Dataset items:
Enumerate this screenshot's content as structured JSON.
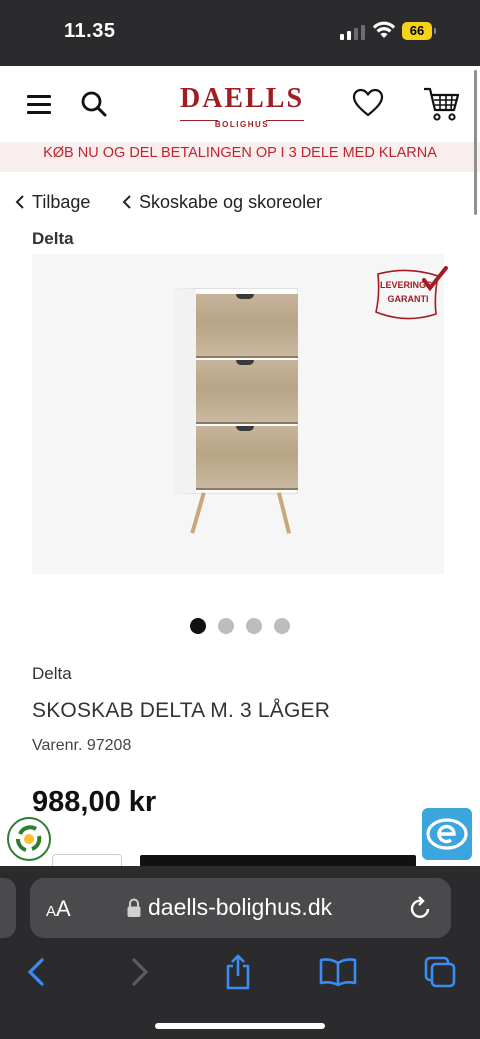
{
  "status": {
    "time": "11.35",
    "battery": "66"
  },
  "header": {
    "logo_brand": "DAELLS",
    "logo_sub": "BOLIGHUS",
    "menu_icon": "hamburger-icon",
    "search_icon": "search-icon",
    "wishlist_icon": "heart-icon",
    "cart_icon": "cart-icon"
  },
  "banner": {
    "text": "KØB NU OG DEL BETALINGEN OP I 3 DELE MED KLARNA"
  },
  "breadcrumb": {
    "back": "Tilbage",
    "category": "Skoskabe og skoreoler"
  },
  "product": {
    "brand_top": "Delta",
    "brand": "Delta",
    "title": "SKOSKAB DELTA M. 3 LÅGER",
    "sku": "Varenr. 97208",
    "price": "988,00 kr",
    "badge_line1": "LEVERINGS",
    "badge_line2": "GARANTI",
    "gallery_total": 4,
    "gallery_active": 1
  },
  "browser": {
    "aa_label_small": "A",
    "aa_label": "A",
    "url": "daells-bolighus.dk"
  },
  "colors": {
    "brand_red": "#a01d24",
    "banner_bg": "#f9eeee",
    "banner_text": "#c0242e",
    "safari_blue": "#3a8cf3"
  }
}
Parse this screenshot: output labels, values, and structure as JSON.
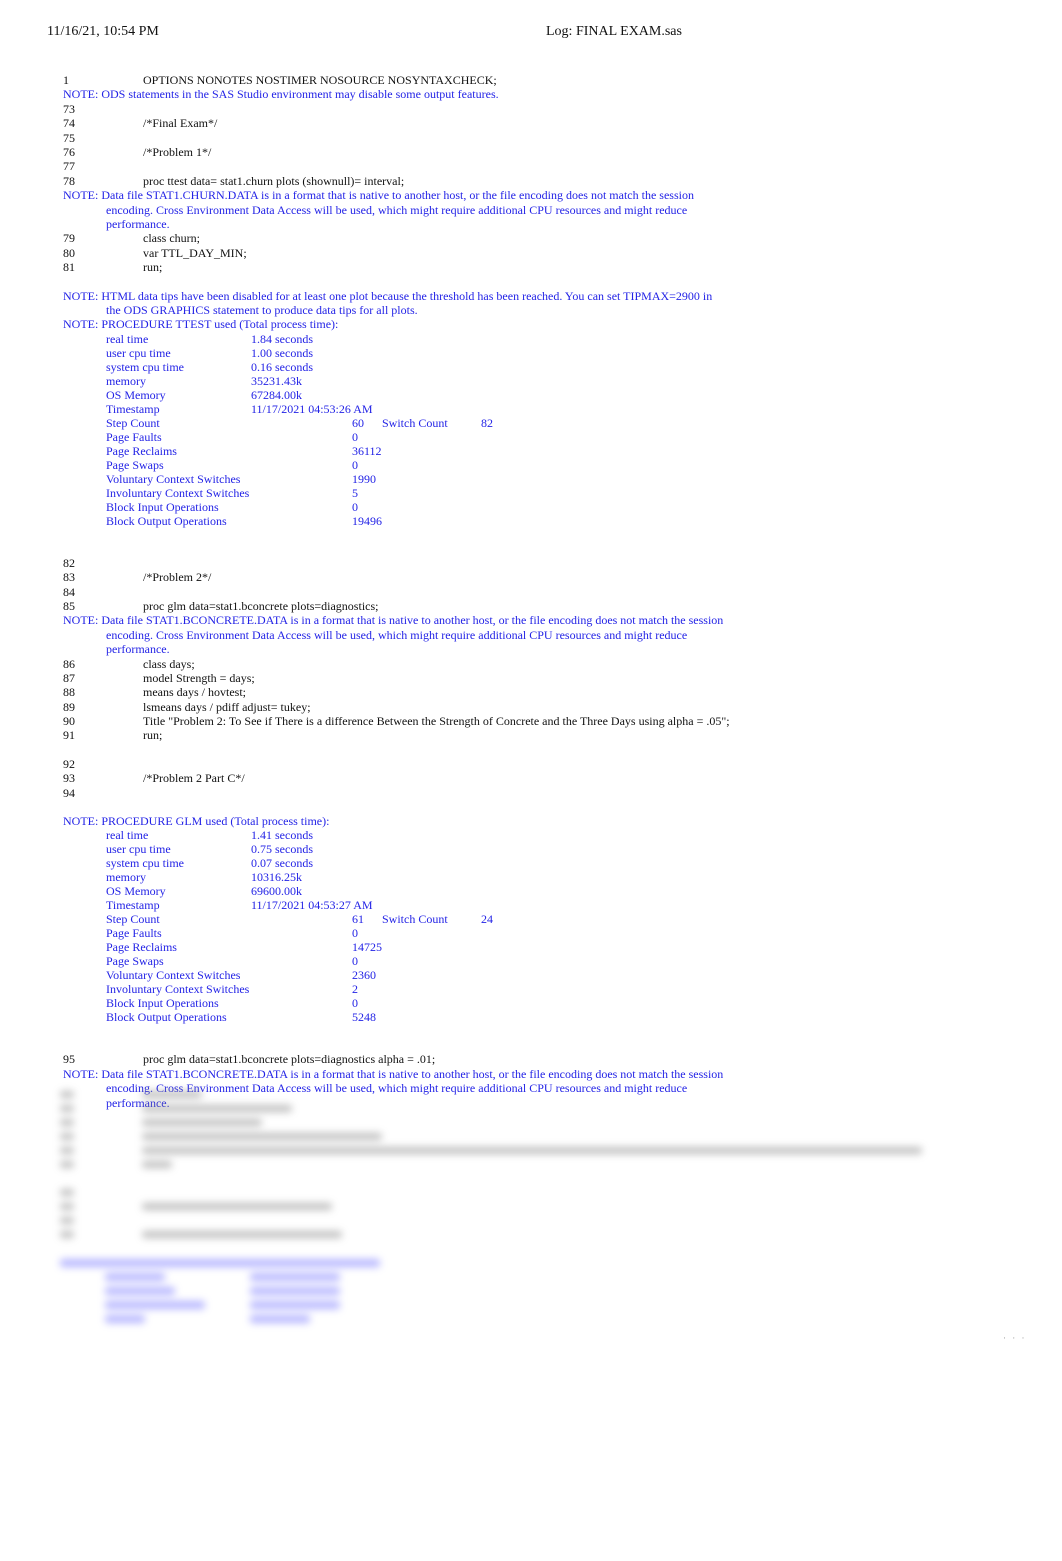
{
  "header": {
    "datetime": "11/16/21, 10:54 PM",
    "title": "Log: FINAL EXAM.sas"
  },
  "colors": {
    "note_text": "#2323e6",
    "code_text": "#111111"
  },
  "log": {
    "line1": {
      "num": "1",
      "code": "OPTIONS NONOTES NOSTIMER NOSOURCE NOSYNTAXCHECK;"
    },
    "note_ods": "NOTE: ODS statements in the SAS Studio environment may disable some output features.",
    "line73": {
      "num": "73",
      "code": ""
    },
    "line74": {
      "num": "74",
      "code": "/*Final Exam*/"
    },
    "line75": {
      "num": "75",
      "code": ""
    },
    "line76": {
      "num": "76",
      "code": "/*Problem 1*/"
    },
    "line77": {
      "num": "77",
      "code": ""
    },
    "line78": {
      "num": "78",
      "code": "proc ttest data= stat1.churn plots (shownull)= interval;"
    },
    "note_churn": {
      "first": "NOTE: Data file STAT1.CHURN.DATA is in a format that is native to another host, or the file encoding does not match the session",
      "second": "encoding. Cross Environment Data Access will be used, which might require additional CPU resources and might reduce",
      "third": "performance."
    },
    "line79": {
      "num": "79",
      "code": "class churn;"
    },
    "line80": {
      "num": "80",
      "code": "var TTL_DAY_MIN;"
    },
    "line81": {
      "num": "81",
      "code": "run;"
    },
    "note_tips": {
      "first": "NOTE: HTML data tips have been disabled for at least one plot because the threshold has been reached. You can set TIPMAX=2900 in",
      "second": "the ODS GRAPHICS statement to produce data tips for all plots."
    },
    "ttest_stats": {
      "heading": "NOTE: PROCEDURE TTEST used (Total process time):",
      "real_time": {
        "label": "real time",
        "value": "1.84 seconds"
      },
      "user_cpu": {
        "label": "user cpu time",
        "value": "1.00 seconds"
      },
      "system_cpu": {
        "label": "system cpu time",
        "value": "0.16 seconds"
      },
      "memory": {
        "label": "memory",
        "value": "35231.43k"
      },
      "os_memory": {
        "label": "OS Memory",
        "value": "67284.00k"
      },
      "timestamp": {
        "label": "Timestamp",
        "value": "11/17/2021 04:53:26 AM"
      },
      "step_count": {
        "label": "Step Count",
        "value": "60",
        "switch_label": "Switch Count",
        "switch_value": "82"
      },
      "page_faults": {
        "label": "Page Faults",
        "value": "0"
      },
      "page_reclaims": {
        "label": "Page Reclaims",
        "value": "36112"
      },
      "page_swaps": {
        "label": "Page Swaps",
        "value": "0"
      },
      "vol_ctx": {
        "label": "Voluntary Context Switches",
        "value": "1990"
      },
      "invol_ctx": {
        "label": "Involuntary Context Switches",
        "value": "5"
      },
      "block_in": {
        "label": "Block Input Operations",
        "value": "0"
      },
      "block_out": {
        "label": "Block Output Operations",
        "value": "19496"
      }
    },
    "line82": {
      "num": "82",
      "code": ""
    },
    "line83": {
      "num": "83",
      "code": "/*Problem 2*/"
    },
    "line84": {
      "num": "84",
      "code": ""
    },
    "line85": {
      "num": "85",
      "code": "proc glm data=stat1.bconcrete plots=diagnostics;"
    },
    "note_bconcrete1": {
      "first": "NOTE: Data file STAT1.BCONCRETE.DATA is in a format that is native to another host, or the file encoding does not match the session",
      "second": "encoding. Cross Environment Data Access will be used, which might require additional CPU resources and might reduce",
      "third": "performance."
    },
    "line86": {
      "num": "86",
      "code": "class days;"
    },
    "line87": {
      "num": "87",
      "code": "model Strength = days;"
    },
    "line88": {
      "num": "88",
      "code": "means days / hovtest;"
    },
    "line89": {
      "num": "89",
      "code": "lsmeans days / pdiff adjust= tukey;"
    },
    "line90": {
      "num": "90",
      "code": "Title \"Problem 2: To See if There is a difference Between the Strength of Concrete and the Three Days using alpha = .05\";"
    },
    "line91": {
      "num": "91",
      "code": "run;"
    },
    "line92": {
      "num": "92",
      "code": ""
    },
    "line93": {
      "num": "93",
      "code": "/*Problem 2 Part C*/"
    },
    "line94": {
      "num": "94",
      "code": ""
    },
    "glm_stats": {
      "heading": "NOTE: PROCEDURE GLM used (Total process time):",
      "real_time": {
        "label": "real time",
        "value": "1.41 seconds"
      },
      "user_cpu": {
        "label": "user cpu time",
        "value": "0.75 seconds"
      },
      "system_cpu": {
        "label": "system cpu time",
        "value": "0.07 seconds"
      },
      "memory": {
        "label": "memory",
        "value": "10316.25k"
      },
      "os_memory": {
        "label": "OS Memory",
        "value": "69600.00k"
      },
      "timestamp": {
        "label": "Timestamp",
        "value": "11/17/2021 04:53:27 AM"
      },
      "step_count": {
        "label": "Step Count",
        "value": "61",
        "switch_label": "Switch Count",
        "switch_value": "24"
      },
      "page_faults": {
        "label": "Page Faults",
        "value": "0"
      },
      "page_reclaims": {
        "label": "Page Reclaims",
        "value": "14725"
      },
      "page_swaps": {
        "label": "Page Swaps",
        "value": "0"
      },
      "vol_ctx": {
        "label": "Voluntary Context Switches",
        "value": "2360"
      },
      "invol_ctx": {
        "label": "Involuntary Context Switches",
        "value": "2"
      },
      "block_in": {
        "label": "Block Input Operations",
        "value": "0"
      },
      "block_out": {
        "label": "Block Output Operations",
        "value": "5248"
      }
    },
    "line95": {
      "num": "95",
      "code": "proc glm data=stat1.bconcrete plots=diagnostics alpha = .01;"
    },
    "note_bconcrete2": {
      "first": "NOTE: Data file STAT1.BCONCRETE.DATA is in a format that is native to another host, or the file encoding does not match the session",
      "second": "encoding. Cross Environment Data Access will be used, which might require additional CPU resources and might reduce",
      "third": "performance."
    }
  },
  "footer": {
    "page_marker": "· · ·"
  }
}
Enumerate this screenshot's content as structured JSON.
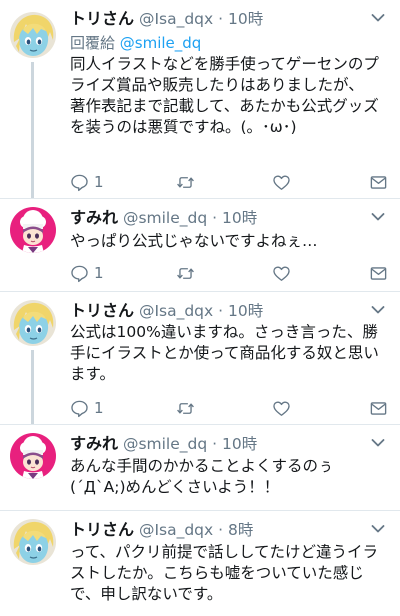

WRITTEN TASK: Your copy should match the entries exactly, minus the pictures.

WRITTEN ANSWER:
Enumerate this screenshot's content as structured JSON.
{
  "status": {
    "time": "11.35",
    "battery": "66"
  },
  "header": {
    "logo_brand": "DAELLS",
    "logo_sub": "BOLIGHUS",
    "menu_icon": "hamburger-icon",
    "search_icon": "search-icon",
    "wishlist_icon": "heart-icon",
    "cart_icon": "cart-icon"
  },
  "banner": {
    "text": "KØB NU OG DEL BETALINGEN OP I 3 DELE MED KLARNA"
  },
  "breadcrumb": {
    "back": "Tilbage",
    "category": "Skoskabe og skoreoler"
  },
  "product": {
    "brand_top": "Delta",
    "brand": "Delta",
    "title": "SKOSKAB DELTA M. 3 LÅGER",
    "sku": "Varenr. 97208",
    "price": "988,00 kr",
    "badge_line1": "LEVERINGS",
    "badge_line2": "GARANTI",
    "gallery_total": 4,
    "gallery_active": 1
  },
  "browser": {
    "aa_label_small": "A",
    "aa_label": "A",
    "url": "daells-bolighus.dk"
  },
  "colors": {
    "brand_red": "#a01d24",
    "banner_bg": "#f9eeee",
    "banner_text": "#c0242e",
    "safari_blue": "#3a8cf3"
  }
}
Parse this screenshot: output labels, values, and structure as JSON.
{
  "header": {
    "datetime": "11/16/21, 10:54 PM",
    "title": "Log: FINAL EXAM.sas"
  },
  "colors": {
    "note_text": "#2323e6",
    "code_text": "#111111"
  },
  "log": {
    "line1": {
      "num": "1",
      "code": "OPTIONS NONOTES NOSTIMER NOSOURCE NOSYNTAXCHECK;"
    },
    "note_ods": "NOTE: ODS statements in the SAS Studio environment may disable some output features.",
    "line73": {
      "num": "73",
      "code": ""
    },
    "line74": {
      "num": "74",
      "code": "/*Final Exam*/"
    },
    "line75": {
      "num": "75",
      "code": ""
    },
    "line76": {
      "num": "76",
      "code": "/*Problem 1*/"
    },
    "line77": {
      "num": "77",
      "code": ""
    },
    "line78": {
      "num": "78",
      "code": "proc ttest data= stat1.churn plots (shownull)= interval;"
    },
    "note_churn": {
      "first": "NOTE: Data file STAT1.CHURN.DATA is in a format that is native to another host, or the file encoding does not match the session",
      "second": "encoding. Cross Environment Data Access will be used, which might require additional CPU resources and might reduce",
      "third": "performance."
    },
    "line79": {
      "num": "79",
      "code": "class churn;"
    },
    "line80": {
      "num": "80",
      "code": "var TTL_DAY_MIN;"
    },
    "line81": {
      "num": "81",
      "code": "run;"
    },
    "note_tips": {
      "first": "NOTE: HTML data tips have been disabled for at least one plot because the threshold has been reached. You can set TIPMAX=2900 in",
      "second": "the ODS GRAPHICS statement to produce data tips for all plots."
    },
    "ttest_stats": {
      "heading": "NOTE: PROCEDURE TTEST used (Total process time):",
      "real_time": {
        "label": "real time",
        "value": "1.84 seconds"
      },
      "user_cpu": {
        "label": "user cpu time",
        "value": "1.00 seconds"
      },
      "system_cpu": {
        "label": "system cpu time",
        "value": "0.16 seconds"
      },
      "memory": {
        "label": "memory",
        "value": "35231.43k"
      },
      "os_memory": {
        "label": "OS Memory",
        "value": "67284.00k"
      },
      "timestamp": {
        "label": "Timestamp",
        "value": "11/17/2021 04:53:26 AM"
      },
      "step_count": {
        "label": "Step Count",
        "value": "60",
        "switch_label": "Switch Count",
        "switch_value": "82"
      },
      "page_faults": {
        "label": "Page Faults",
        "value": "0"
      },
      "page_reclaims": {
        "label": "Page Reclaims",
        "value": "36112"
      },
      "page_swaps": {
        "label": "Page Swaps",
        "value": "0"
      },
      "vol_ctx": {
        "label": "Voluntary Context Switches",
        "value": "1990"
      },
      "invol_ctx": {
        "label": "Involuntary Context Switches",
        "value": "5"
      },
      "block_in": {
        "label": "Block Input Operations",
        "value": "0"
      },
      "block_out": {
        "label": "Block Output Operations",
        "value": "19496"
      }
    },
    "line82": {
      "num": "82",
      "code": ""
    },
    "line83": {
      "num": "83",
      "code": "/*Problem 2*/"
    },
    "line84": {
      "num": "84",
      "code": ""
    },
    "line85": {
      "num": "85",
      "code": "proc glm data=stat1.bconcrete plots=diagnostics;"
    },
    "note_bconcrete1": {
      "first": "NOTE: Data file STAT1.BCONCRETE.DATA is in a format that is native to another host, or the file encoding does not match the session",
      "second": "encoding. Cross Environment Data Access will be used, which might require additional CPU resources and might reduce",
      "third": "performance."
    },
    "line86": {
      "num": "86",
      "code": "class days;"
    },
    "line87": {
      "num": "87",
      "code": "model Strength = days;"
    },
    "line88": {
      "num": "88",
      "code": "means days / hovtest;"
    },
    "line89": {
      "num": "89",
      "code": "lsmeans days / pdiff adjust= tukey;"
    },
    "line90": {
      "num": "90",
      "code": "Title \"Problem 2: To See if There is a difference Between the Strength of Concrete and the Three Days using alpha = .05\";"
    },
    "line91": {
      "num": "91",
      "code": "run;"
    },
    "line92": {
      "num": "92",
      "code": ""
    },
    "line93": {
      "num": "93",
      "code": "/*Problem 2 Part C*/"
    },
    "line94": {
      "num": "94",
      "code": ""
    },
    "glm_stats": {
      "heading": "NOTE: PROCEDURE GLM used (Total process time):",
      "real_time": {
        "label": "real time",
        "value": "1.41 seconds"
      },
      "user_cpu": {
        "label": "user cpu time",
        "value": "0.75 seconds"
      },
      "system_cpu": {
        "label": "system cpu time",
        "value": "0.07 seconds"
      },
      "memory": {
        "label": "memory",
        "value": "10316.25k"
      },
      "os_memory": {
        "label": "OS Memory",
        "value": "69600.00k"
      },
      "timestamp": {
        "label": "Timestamp",
        "value": "11/17/2021 04:53:27 AM"
      },
      "step_count": {
        "label": "Step Count",
        "value": "61",
        "switch_label": "Switch Count",
        "switch_value": "24"
      },
      "page_faults": {
        "label": "Page Faults",
        "value": "0"
      },
      "page_reclaims": {
        "label": "Page Reclaims",
        "value": "14725"
      },
      "page_swaps": {
        "label": "Page Swaps",
        "value": "0"
      },
      "vol_ctx": {
        "label": "Voluntary Context Switches",
        "value": "2360"
      },
      "invol_ctx": {
        "label": "Involuntary Context Switches",
        "value": "2"
      },
      "block_in": {
        "label": "Block Input Operations",
        "value": "0"
      },
      "block_out": {
        "label": "Block Output Operations",
        "value": "5248"
      }
    },
    "line95": {
      "num": "95",
      "code": "proc glm data=stat1.bconcrete plots=diagnostics alpha = .01;"
    },
    "note_bconcrete2": {
      "first": "NOTE: Data file STAT1.BCONCRETE.DATA is in a format that is native to another host, or the file encoding does not match the session",
      "second": "encoding. Cross Environment Data Access will be used, which might require additional CPU resources and might reduce",
      "third": "performance."
    }
  },
  "footer": {
    "page_marker": "· · ·"
  }
}
Enumerate this screenshot's content as structured JSON.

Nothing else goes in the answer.